▶ [Instruction]
Pick out the lines below that include the string "مواليد".

▶ [Records for the task]

··········

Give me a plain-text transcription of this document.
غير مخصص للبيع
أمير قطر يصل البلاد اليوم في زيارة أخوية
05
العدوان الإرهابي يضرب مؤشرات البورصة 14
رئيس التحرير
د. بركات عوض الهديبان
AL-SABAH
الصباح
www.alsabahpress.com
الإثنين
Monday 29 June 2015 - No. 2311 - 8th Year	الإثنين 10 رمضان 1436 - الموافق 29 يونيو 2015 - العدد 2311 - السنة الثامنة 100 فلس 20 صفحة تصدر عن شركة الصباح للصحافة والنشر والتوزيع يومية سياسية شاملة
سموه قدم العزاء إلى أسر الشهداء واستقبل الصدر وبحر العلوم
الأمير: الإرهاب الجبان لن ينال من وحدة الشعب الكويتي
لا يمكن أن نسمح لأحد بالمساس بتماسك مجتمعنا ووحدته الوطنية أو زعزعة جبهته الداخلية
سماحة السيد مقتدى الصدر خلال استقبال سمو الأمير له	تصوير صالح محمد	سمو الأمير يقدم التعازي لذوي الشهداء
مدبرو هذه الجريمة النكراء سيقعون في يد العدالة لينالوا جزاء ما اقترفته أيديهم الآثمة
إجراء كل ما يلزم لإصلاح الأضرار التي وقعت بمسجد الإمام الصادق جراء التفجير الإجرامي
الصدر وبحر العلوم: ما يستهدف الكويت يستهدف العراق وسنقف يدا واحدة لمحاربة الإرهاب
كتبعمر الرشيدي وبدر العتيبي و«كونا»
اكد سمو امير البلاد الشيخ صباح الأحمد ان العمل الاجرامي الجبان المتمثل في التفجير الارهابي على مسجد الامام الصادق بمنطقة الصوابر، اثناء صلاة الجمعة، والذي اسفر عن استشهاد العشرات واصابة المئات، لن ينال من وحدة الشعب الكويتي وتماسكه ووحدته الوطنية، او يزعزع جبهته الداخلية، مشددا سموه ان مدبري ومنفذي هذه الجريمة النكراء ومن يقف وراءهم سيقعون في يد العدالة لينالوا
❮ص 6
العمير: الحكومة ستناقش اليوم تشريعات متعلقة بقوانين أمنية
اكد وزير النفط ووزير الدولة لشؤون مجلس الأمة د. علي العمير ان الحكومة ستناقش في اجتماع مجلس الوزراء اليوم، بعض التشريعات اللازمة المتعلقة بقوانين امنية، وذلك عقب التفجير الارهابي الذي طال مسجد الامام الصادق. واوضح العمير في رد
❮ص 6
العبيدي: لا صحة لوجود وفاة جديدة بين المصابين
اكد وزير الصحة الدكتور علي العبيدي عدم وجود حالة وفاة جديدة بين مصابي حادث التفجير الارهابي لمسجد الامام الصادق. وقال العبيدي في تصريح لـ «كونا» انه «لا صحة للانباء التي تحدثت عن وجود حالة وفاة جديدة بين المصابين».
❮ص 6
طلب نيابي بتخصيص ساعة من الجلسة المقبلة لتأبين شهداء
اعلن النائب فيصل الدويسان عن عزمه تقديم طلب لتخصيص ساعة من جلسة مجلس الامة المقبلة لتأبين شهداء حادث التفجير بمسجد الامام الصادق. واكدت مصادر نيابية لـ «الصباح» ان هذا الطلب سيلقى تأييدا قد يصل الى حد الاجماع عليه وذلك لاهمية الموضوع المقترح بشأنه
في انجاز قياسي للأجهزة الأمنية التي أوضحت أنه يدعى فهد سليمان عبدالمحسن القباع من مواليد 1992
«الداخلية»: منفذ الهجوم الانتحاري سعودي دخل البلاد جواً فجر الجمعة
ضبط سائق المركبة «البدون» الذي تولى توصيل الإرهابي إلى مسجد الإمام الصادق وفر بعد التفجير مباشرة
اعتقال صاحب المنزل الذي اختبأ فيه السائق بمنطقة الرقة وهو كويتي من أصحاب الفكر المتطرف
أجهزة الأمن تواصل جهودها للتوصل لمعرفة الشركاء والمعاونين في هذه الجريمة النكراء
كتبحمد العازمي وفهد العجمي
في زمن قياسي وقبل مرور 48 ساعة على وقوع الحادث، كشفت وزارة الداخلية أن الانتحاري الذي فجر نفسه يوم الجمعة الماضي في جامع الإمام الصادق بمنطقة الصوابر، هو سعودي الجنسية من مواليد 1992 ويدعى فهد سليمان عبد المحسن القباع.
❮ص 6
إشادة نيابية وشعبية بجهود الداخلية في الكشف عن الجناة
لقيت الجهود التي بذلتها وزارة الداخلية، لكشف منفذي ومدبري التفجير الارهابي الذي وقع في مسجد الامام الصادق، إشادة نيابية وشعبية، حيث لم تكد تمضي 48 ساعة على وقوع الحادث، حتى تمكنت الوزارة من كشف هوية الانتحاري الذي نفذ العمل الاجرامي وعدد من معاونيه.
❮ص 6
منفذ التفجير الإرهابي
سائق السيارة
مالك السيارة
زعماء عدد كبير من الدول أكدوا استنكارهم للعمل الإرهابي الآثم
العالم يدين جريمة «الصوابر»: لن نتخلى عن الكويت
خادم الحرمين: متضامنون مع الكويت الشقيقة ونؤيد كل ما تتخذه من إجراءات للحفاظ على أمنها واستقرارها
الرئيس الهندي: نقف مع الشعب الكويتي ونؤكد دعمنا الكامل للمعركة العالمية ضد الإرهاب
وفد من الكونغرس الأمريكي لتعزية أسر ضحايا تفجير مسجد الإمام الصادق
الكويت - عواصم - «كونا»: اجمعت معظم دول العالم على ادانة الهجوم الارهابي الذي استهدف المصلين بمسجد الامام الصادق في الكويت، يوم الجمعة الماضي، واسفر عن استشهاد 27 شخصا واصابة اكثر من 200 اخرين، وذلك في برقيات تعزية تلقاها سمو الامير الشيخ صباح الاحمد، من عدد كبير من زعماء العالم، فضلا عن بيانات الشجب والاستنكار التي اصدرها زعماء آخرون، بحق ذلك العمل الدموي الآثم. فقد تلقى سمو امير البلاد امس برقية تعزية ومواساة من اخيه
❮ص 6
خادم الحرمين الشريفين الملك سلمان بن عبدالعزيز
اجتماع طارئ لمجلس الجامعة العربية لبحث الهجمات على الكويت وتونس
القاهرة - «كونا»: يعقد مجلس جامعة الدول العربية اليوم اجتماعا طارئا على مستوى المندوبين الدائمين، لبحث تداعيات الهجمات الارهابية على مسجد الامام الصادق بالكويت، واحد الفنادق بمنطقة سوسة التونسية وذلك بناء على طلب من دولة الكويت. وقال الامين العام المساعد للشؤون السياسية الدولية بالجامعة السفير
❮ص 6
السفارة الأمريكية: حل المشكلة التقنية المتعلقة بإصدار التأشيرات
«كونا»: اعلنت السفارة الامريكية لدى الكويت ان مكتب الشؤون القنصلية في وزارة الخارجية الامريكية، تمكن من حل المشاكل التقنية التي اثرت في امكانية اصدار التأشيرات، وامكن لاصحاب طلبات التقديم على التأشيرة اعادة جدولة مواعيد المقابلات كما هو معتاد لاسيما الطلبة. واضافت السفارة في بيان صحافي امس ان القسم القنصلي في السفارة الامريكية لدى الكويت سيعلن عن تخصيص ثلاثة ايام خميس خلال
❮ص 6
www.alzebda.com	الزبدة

··········

▶ [Answer to the problem]
في انجاز قياسي للأجهزة الأمنية التي أوضحت أنه يدعى فهد سليمان عبدالمحسن القباع من مواليد 1992
في زمن قياسي وقبل مرور 48 ساعة على وقوع الحادث، كشفت وزارة الداخلية أن الانتحاري الذي فجر نفسه يوم الجمعة الماضي في جامع الإمام الصادق بمنطقة الصوابر، هو سعودي الجنسية من مواليد 1992 ويدعى فهد سليمان عبد المحسن القباع.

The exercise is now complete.